YOUR GOAL
Give the data below again exactly as it stands. Omit the pictures.

◇ ◇ ◇

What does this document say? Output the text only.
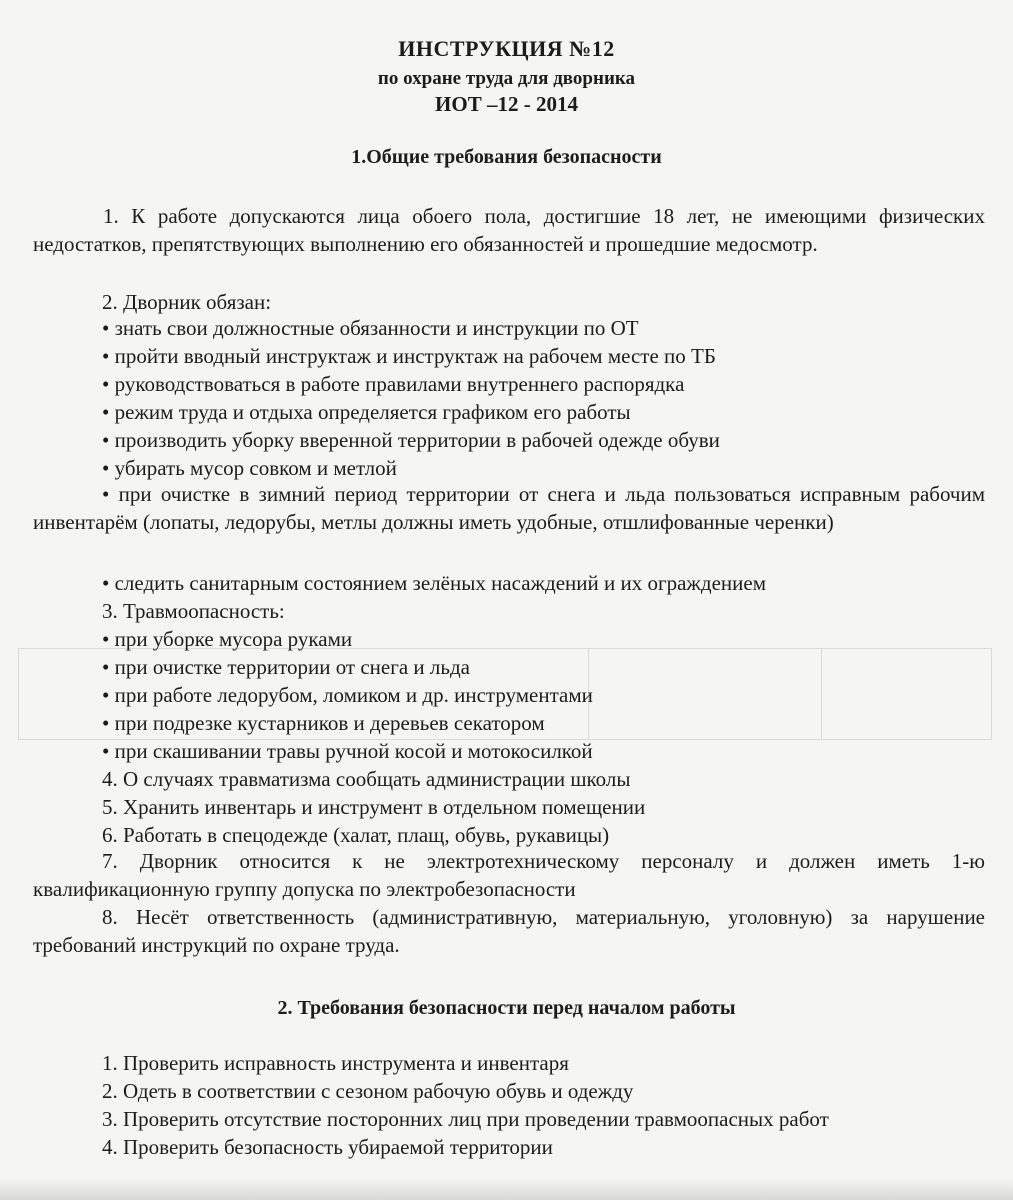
ИНСТРУКЦИЯ №12
по охране труда для дворника
ИОТ –12 - 2014
1.Общие требования безопасности
1. К работе допускаются лица обоего пола, достигшие 18 лет, не имеющими физических недостатков, препятствующих выполнению его обязанностей и прошедшие медосмотр.
2. Дворник обязан:
• знать свои должностные обязанности и инструкции по ОТ
• пройти вводный инструктаж и инструктаж на рабочем месте по ТБ
• руководствоваться в работе правилами внутреннего распорядка
• режим труда и отдыха определяется графиком его работы
• производить уборку вверенной территории в рабочей одежде обуви
• убирать мусор совком и метлой
• при очистке в зимний период территории от снега и льда пользоваться исправным рабочим инвентарём (лопаты, ледорубы, метлы должны иметь удобные, отшлифованные черенки)
• следить санитарным состоянием зелёных насаждений и их ограждением
3. Травмоопасность:
• при уборке мусора руками
• при очистке территории от снега и льда
• при работе ледорубом, ломиком и др. инструментами
• при подрезке кустарников и деревьев секатором
• при скашивании травы ручной косой и мотокосилкой
4. О случаях травматизма сообщать администрации школы
5. Хранить инвентарь и инструмент в отдельном помещении
6. Работать в спецодежде (халат, плащ, обувь, рукавицы)
7. Дворник относится к не электротехническому персоналу и должен иметь 1-ю квалификационную группу допуска по электробезопасности
8. Несёт ответственность (административную, материальную, уголовную) за нарушение требований инструкций по охране труда.
2. Требования безопасности перед началом работы
1. Проверить исправность инструмента и инвентаря
2. Одеть в соответствии с сезоном рабочую обувь и одежду
3. Проверить отсутствие посторонних лиц при проведении травмоопасных работ
4. Проверить безопасность убираемой территории
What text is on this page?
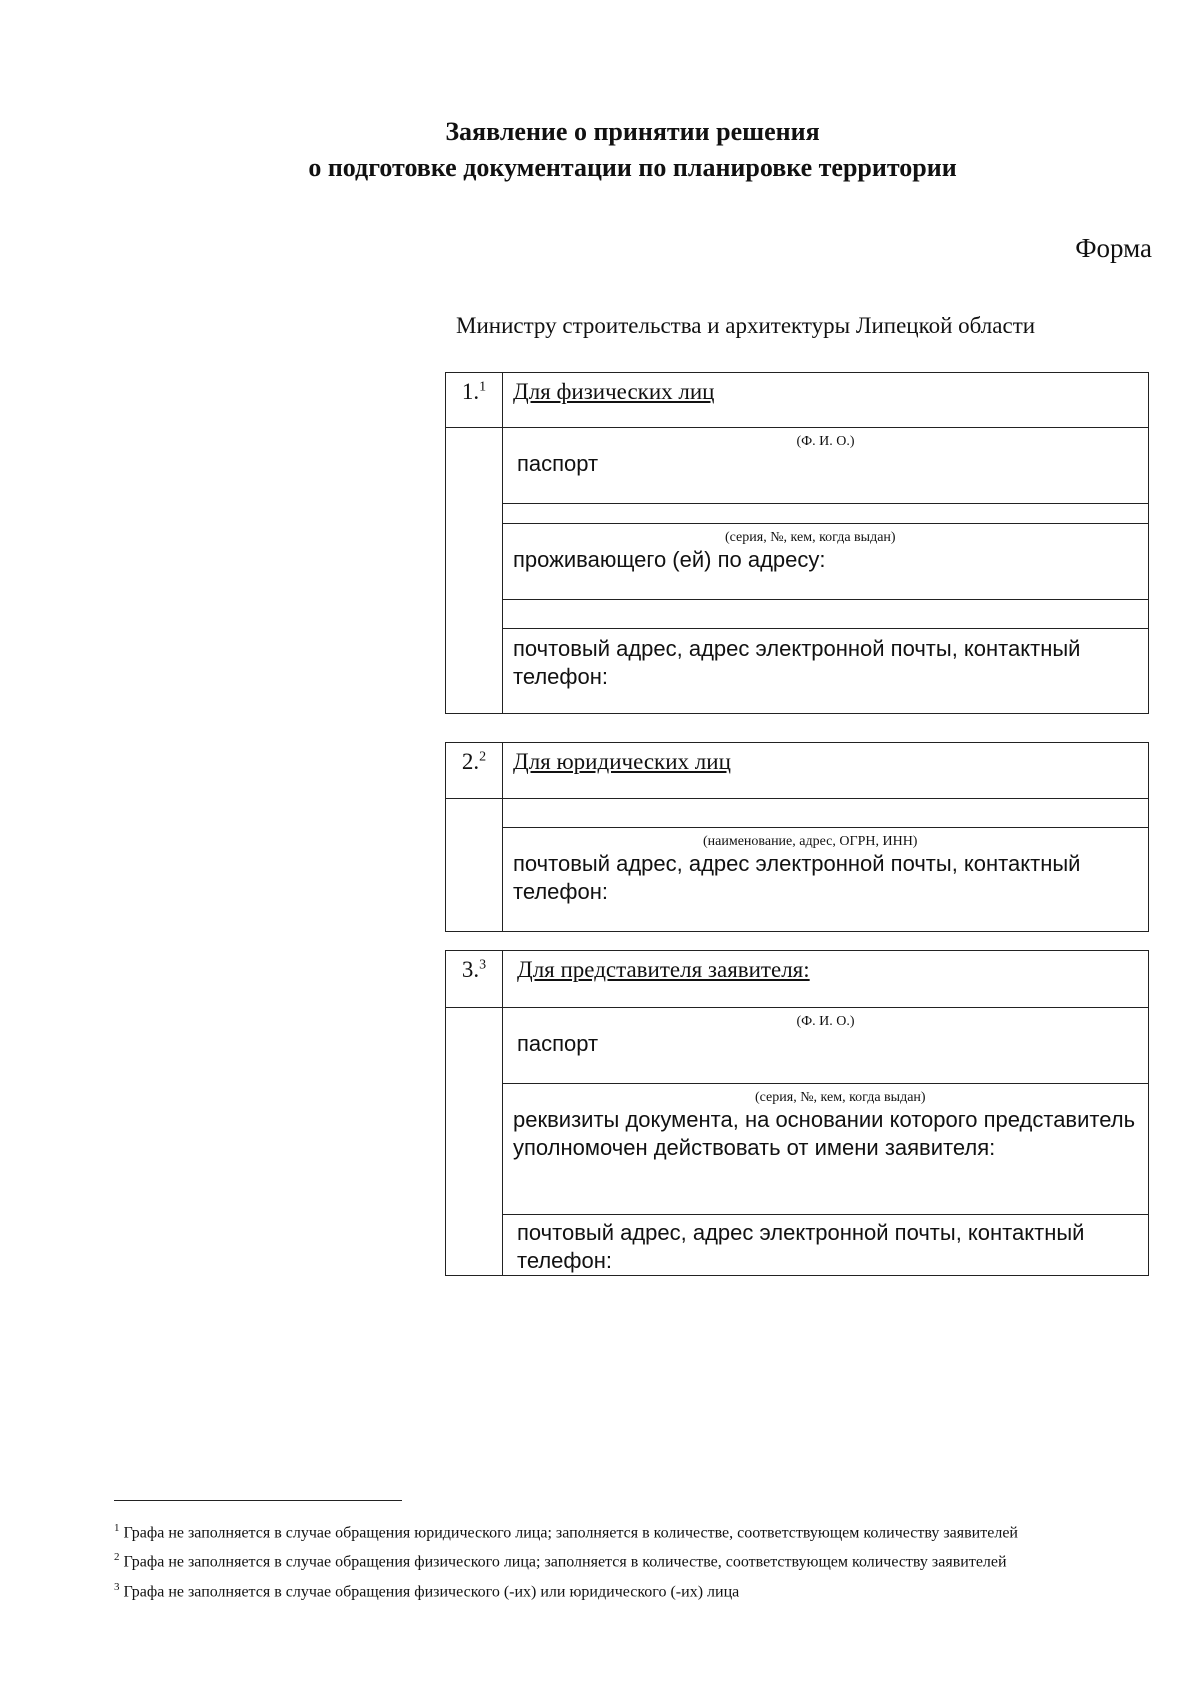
Заявление о принятии решения
о подготовке документации по планировке территории
Форма
Министру строительства и архитектуры Липецкой области
1.$^1$	Для физических лиц

	(Ф. И. О.)
паспорт

	(серия, №, кем, когда выдан)
проживающего (ей) по адресу:

	почтовый адрес, адрес электронной почты, контактный телефон:
2.$^2$	Для юридических лиц

	(наименование, адрес, ОГРН, ИНН)
почтовый адрес, адрес электронной почты, контактный телефон:
3.$^3$	Для представителя заявителя:

	(Ф. И. О.)
паспорт

	(серия, №, кем, когда выдан)
реквизиты документа, на основании которого представитель уполномочен действовать от имени заявителя:

	почтовый адрес, адрес электронной почты, контактный телефон:
$^1$ Графа не заполняется в случае обращения юридического лица; заполняется в количестве, соответствующем количеству заявителей
$^2$ Графа не заполняется в случае обращения физического лица; заполняется в количестве, соответствующем количеству заявителей
$^3$ Графа не заполняется в случае обращения физического (-их) или юридического (-их) лица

◇ ◇ ◇

CORRECT ANSWER
What does this document say? Output the text only.
ИНСТРУКЦИЯ №12
по охране труда для дворника
ИОТ –12 - 2014
1.Общие требования безопасности
1. К работе допускаются лица обоего пола, достигшие 18 лет, не имеющими физических недостатков, препятствующих выполнению его обязанностей и прошедшие медосмотр.
2. Дворник обязан:
• знать свои должностные обязанности и инструкции по ОТ
• пройти вводный инструктаж и инструктаж на рабочем месте по ТБ
• руководствоваться в работе правилами внутреннего распорядка
• режим труда и отдыха определяется графиком его работы
• производить уборку вверенной территории в рабочей одежде обуви
• убирать мусор совком и метлой
• при очистке в зимний период территории от снега и льда пользоваться исправным рабочим инвентарём (лопаты, ледорубы, метлы должны иметь удобные, отшлифованные черенки)
• следить санитарным состоянием зелёных насаждений и их ограждением
3. Травмоопасность:
• при уборке мусора руками
• при очистке территории от снега и льда
• при работе ледорубом, ломиком и др. инструментами
• при подрезке кустарников и деревьев секатором
• при скашивании травы ручной косой и мотокосилкой
4. О случаях травматизма сообщать администрации школы
5. Хранить инвентарь и инструмент в отдельном помещении
6. Работать в спецодежде (халат, плащ, обувь, рукавицы)
7. Дворник относится к не электротехническому персоналу и должен иметь 1-ю квалификационную группу допуска по электробезопасности
8. Несёт ответственность (административную, материальную, уголовную) за нарушение требований инструкций по охране труда.
2. Требования безопасности перед началом работы
1. Проверить исправность инструмента и инвентаря
2. Одеть в соответствии с сезоном рабочую обувь и одежду
3. Проверить отсутствие посторонних лиц при проведении травмоопасных работ
4. Проверить безопасность убираемой территории
What text is on this page?
Заявление о принятии решения
о подготовке документации по планировке территории
Форма
Министру строительства и архитектуры Липецкой области
1.$^1$	Для физических лиц

	(Ф. И. О.)
паспорт

	(серия, №, кем, когда выдан)
проживающего (ей) по адресу:

	почтовый адрес, адрес электронной почты, контактный телефон:
2.$^2$	Для юридических лиц

	(наименование, адрес, ОГРН, ИНН)
почтовый адрес, адрес электронной почты, контактный телефон:
3.$^3$	Для представителя заявителя:

	(Ф. И. О.)
паспорт

	(серия, №, кем, когда выдан)
реквизиты документа, на основании которого представитель уполномочен действовать от имени заявителя:

	почтовый адрес, адрес электронной почты, контактный телефон:
$^1$ Графа не заполняется в случае обращения юридического лица; заполняется в количестве, соответствующем количеству заявителей
$^2$ Графа не заполняется в случае обращения физического лица; заполняется в количестве, соответствующем количеству заявителей
$^3$ Графа не заполняется в случае обращения физического (-их) или юридического (-их) лица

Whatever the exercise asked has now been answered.